Lines containing the string "POPULATION" are to be counted; report the number and nothing more.
□ □ □ □ □ □ □
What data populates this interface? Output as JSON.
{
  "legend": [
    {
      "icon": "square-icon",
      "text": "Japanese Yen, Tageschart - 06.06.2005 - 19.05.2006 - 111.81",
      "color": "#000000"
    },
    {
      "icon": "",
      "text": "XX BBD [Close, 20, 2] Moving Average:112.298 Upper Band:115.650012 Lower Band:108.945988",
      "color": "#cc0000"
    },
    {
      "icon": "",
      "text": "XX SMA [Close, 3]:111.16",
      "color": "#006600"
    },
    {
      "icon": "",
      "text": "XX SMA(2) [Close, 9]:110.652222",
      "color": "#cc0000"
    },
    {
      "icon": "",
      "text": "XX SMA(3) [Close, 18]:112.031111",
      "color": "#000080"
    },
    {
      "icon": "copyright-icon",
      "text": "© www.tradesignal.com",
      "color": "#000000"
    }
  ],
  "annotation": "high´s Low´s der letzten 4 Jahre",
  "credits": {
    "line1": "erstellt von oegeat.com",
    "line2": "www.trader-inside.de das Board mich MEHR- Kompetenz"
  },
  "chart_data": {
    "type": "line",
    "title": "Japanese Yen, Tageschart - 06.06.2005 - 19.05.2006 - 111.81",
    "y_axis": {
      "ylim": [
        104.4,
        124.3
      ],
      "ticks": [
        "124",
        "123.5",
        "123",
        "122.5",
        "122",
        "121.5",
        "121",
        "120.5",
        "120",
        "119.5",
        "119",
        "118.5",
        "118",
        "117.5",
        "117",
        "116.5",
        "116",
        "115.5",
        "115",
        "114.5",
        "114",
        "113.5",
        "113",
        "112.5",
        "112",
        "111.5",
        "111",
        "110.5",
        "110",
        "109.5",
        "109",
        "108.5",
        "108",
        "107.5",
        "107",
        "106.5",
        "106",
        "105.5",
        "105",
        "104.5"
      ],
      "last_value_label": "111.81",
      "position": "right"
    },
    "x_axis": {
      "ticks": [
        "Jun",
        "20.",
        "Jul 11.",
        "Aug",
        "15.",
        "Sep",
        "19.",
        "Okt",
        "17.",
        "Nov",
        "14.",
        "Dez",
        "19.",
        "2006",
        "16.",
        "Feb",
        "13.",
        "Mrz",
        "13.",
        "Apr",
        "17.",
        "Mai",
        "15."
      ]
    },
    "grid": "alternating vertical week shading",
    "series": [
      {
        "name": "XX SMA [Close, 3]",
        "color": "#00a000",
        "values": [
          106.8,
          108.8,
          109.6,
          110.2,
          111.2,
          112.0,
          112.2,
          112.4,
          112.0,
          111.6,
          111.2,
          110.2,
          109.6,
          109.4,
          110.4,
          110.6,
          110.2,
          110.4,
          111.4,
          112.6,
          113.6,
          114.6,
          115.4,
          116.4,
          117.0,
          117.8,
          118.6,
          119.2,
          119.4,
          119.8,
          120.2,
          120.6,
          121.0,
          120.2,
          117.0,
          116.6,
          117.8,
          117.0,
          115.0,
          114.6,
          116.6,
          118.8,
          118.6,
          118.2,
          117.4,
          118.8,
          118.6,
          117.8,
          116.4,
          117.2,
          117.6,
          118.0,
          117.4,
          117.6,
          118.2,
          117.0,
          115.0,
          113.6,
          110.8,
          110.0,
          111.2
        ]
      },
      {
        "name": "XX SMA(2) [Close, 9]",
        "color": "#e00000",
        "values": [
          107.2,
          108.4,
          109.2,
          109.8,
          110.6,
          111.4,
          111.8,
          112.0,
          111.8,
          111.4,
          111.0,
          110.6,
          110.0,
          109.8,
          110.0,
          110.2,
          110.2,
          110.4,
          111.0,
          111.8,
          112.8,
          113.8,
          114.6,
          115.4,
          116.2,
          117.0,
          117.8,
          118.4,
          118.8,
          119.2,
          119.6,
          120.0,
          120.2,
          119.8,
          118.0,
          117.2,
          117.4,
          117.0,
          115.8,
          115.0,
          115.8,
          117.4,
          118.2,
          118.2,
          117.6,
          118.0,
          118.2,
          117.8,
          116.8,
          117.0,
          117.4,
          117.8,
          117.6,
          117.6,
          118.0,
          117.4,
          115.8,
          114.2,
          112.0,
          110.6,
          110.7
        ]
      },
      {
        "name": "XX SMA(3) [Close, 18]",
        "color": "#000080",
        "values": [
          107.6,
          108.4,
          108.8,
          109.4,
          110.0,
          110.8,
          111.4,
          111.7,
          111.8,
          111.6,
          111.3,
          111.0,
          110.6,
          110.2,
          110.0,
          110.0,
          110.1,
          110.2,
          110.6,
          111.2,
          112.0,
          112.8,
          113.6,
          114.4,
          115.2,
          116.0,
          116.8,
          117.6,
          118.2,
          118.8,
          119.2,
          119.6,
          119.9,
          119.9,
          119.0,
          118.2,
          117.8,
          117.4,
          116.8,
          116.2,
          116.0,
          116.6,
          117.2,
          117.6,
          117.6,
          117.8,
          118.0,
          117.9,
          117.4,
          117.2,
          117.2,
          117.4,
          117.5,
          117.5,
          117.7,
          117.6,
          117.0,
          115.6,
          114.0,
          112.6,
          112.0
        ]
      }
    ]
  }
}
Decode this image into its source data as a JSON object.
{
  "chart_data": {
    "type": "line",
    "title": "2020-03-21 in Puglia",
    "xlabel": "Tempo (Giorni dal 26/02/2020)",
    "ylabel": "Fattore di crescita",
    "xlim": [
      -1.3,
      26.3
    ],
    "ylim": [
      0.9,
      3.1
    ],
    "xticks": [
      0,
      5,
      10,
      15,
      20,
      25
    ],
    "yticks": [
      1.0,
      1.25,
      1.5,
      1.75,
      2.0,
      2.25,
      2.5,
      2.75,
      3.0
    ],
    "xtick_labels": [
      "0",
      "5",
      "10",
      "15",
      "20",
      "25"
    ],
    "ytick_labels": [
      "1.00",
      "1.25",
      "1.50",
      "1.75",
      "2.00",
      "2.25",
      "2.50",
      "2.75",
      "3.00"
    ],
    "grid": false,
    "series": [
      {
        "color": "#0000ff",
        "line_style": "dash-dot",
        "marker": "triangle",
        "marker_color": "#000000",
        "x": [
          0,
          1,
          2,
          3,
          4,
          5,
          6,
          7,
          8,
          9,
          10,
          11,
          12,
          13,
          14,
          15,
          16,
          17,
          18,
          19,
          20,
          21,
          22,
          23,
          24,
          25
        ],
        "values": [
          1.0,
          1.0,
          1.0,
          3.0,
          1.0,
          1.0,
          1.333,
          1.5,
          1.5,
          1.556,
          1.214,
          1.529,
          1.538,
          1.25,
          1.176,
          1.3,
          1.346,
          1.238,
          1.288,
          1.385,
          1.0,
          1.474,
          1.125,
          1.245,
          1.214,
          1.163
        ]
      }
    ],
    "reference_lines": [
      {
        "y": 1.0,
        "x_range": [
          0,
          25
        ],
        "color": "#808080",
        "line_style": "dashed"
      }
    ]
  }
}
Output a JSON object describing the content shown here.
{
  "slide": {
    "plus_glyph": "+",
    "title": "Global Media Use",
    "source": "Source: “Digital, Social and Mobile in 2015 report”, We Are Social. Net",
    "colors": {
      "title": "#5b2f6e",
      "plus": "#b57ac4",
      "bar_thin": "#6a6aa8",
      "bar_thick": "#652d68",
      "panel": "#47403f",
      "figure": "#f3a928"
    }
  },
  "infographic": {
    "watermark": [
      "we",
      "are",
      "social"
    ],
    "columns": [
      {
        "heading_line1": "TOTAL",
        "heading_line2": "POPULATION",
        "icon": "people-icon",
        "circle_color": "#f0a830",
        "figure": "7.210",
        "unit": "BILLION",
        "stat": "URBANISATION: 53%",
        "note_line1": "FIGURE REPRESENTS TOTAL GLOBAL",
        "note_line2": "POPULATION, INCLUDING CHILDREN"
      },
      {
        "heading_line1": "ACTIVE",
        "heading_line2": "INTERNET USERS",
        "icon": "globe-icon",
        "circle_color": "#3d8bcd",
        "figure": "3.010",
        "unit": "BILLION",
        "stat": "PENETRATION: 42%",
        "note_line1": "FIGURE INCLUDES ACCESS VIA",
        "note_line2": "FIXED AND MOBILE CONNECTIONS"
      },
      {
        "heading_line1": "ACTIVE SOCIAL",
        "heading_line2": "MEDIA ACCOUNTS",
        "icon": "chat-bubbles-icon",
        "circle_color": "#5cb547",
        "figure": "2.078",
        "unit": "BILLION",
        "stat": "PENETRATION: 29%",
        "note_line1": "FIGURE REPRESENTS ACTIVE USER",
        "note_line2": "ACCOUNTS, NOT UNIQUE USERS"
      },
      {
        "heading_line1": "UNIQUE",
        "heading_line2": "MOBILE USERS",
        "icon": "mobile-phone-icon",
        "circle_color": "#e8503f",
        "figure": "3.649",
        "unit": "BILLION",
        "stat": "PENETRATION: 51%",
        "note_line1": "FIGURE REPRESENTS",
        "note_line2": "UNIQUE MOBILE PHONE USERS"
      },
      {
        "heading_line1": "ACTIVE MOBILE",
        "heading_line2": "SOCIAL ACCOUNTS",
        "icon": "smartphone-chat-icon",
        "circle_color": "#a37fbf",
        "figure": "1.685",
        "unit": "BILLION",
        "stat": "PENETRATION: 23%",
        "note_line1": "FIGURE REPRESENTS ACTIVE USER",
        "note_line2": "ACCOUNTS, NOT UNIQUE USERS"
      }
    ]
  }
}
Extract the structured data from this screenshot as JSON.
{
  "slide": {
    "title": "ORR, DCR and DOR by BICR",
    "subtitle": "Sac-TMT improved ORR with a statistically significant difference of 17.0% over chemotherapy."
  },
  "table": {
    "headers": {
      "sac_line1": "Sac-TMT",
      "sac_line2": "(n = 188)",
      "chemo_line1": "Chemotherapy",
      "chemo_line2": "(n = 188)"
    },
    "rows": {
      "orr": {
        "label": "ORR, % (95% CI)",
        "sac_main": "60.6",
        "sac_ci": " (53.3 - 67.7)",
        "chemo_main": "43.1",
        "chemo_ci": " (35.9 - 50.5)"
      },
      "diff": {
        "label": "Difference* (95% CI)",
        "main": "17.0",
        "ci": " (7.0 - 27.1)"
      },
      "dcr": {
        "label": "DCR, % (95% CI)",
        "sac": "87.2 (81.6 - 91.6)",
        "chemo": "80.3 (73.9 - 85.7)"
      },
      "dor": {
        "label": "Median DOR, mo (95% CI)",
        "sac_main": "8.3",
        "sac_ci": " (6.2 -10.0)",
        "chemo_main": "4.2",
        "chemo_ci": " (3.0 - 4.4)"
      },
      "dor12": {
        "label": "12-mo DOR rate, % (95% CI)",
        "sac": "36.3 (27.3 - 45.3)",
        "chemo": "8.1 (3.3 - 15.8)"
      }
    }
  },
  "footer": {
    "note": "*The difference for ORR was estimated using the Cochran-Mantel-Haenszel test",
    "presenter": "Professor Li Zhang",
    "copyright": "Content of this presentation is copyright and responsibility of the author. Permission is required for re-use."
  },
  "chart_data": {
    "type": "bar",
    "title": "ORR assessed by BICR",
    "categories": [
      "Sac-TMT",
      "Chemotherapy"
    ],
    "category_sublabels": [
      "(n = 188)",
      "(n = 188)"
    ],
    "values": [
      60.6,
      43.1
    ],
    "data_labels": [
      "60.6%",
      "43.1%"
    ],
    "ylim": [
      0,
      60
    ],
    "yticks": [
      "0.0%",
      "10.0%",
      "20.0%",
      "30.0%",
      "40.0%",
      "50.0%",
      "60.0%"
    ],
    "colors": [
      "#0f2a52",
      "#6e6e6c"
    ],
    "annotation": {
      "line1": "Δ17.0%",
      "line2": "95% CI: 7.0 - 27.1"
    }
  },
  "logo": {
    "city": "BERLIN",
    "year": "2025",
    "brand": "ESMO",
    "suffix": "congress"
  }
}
□ □ □ □ □ □ □
§ **Exercise response**: 2